Data records:
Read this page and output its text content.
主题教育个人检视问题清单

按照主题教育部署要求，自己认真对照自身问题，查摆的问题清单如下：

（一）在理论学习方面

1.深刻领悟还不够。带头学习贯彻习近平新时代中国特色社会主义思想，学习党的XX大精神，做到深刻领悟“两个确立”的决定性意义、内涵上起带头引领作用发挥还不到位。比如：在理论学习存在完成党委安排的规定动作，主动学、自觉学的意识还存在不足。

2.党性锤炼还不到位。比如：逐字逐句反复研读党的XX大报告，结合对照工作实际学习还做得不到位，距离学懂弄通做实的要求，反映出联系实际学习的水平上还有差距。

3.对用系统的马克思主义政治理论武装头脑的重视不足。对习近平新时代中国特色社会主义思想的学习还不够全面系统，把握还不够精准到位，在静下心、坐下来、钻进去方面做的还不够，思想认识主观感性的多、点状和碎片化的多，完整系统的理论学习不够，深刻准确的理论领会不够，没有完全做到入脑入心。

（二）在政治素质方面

---

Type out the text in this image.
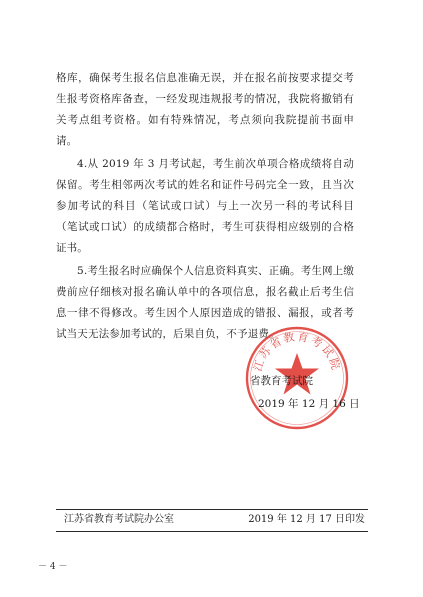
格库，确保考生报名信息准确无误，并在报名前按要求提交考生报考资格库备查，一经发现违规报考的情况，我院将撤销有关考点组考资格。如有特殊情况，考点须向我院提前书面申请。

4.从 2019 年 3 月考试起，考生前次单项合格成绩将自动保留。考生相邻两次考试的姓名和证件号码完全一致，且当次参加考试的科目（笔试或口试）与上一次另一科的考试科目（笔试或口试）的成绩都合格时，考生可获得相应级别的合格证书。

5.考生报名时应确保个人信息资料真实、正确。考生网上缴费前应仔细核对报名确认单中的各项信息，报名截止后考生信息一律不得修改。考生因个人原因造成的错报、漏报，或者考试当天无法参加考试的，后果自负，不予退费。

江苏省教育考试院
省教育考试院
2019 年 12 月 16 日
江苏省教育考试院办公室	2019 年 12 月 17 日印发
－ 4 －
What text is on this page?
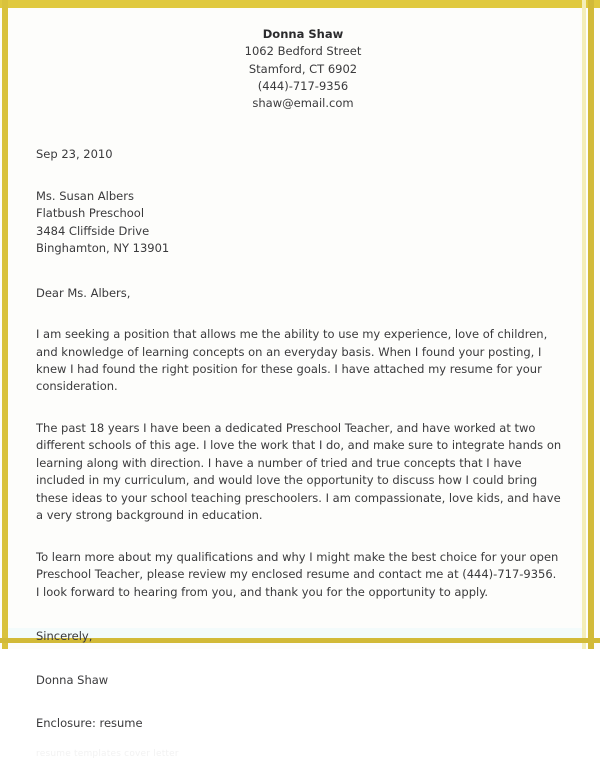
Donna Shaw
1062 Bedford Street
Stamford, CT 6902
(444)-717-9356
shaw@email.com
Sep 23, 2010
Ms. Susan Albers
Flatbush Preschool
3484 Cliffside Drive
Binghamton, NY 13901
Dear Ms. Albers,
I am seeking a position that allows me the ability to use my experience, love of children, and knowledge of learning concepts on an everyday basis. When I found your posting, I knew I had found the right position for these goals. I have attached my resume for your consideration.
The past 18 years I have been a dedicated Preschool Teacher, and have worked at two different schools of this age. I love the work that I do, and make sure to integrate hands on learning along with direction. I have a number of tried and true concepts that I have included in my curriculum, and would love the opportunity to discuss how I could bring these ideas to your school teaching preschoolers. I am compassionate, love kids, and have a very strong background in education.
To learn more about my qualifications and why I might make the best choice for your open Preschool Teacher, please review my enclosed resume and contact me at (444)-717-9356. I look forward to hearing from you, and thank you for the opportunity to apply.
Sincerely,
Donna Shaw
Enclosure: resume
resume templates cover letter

• _Problem to solve_
Find the word "make" in the material, then list each line that holds it.

• _Solution_
The past 18 years I have been a dedicated Preschool Teacher, and have worked at two different schools of this age. I love the work that I do, and make sure to integrate hands on learning along with direction. I have a number of tried and true concepts that I have included in my curriculum, and would love the opportunity to discuss how I could bring these ideas to your school teaching preschoolers. I am compassionate, love kids, and have a very strong background in education.
To learn more about my qualifications and why I might make the best choice for your open Preschool Teacher, please review my enclosed resume and contact me at (444)-717-9356. I look forward to hearing from you, and thank you for the opportunity to apply.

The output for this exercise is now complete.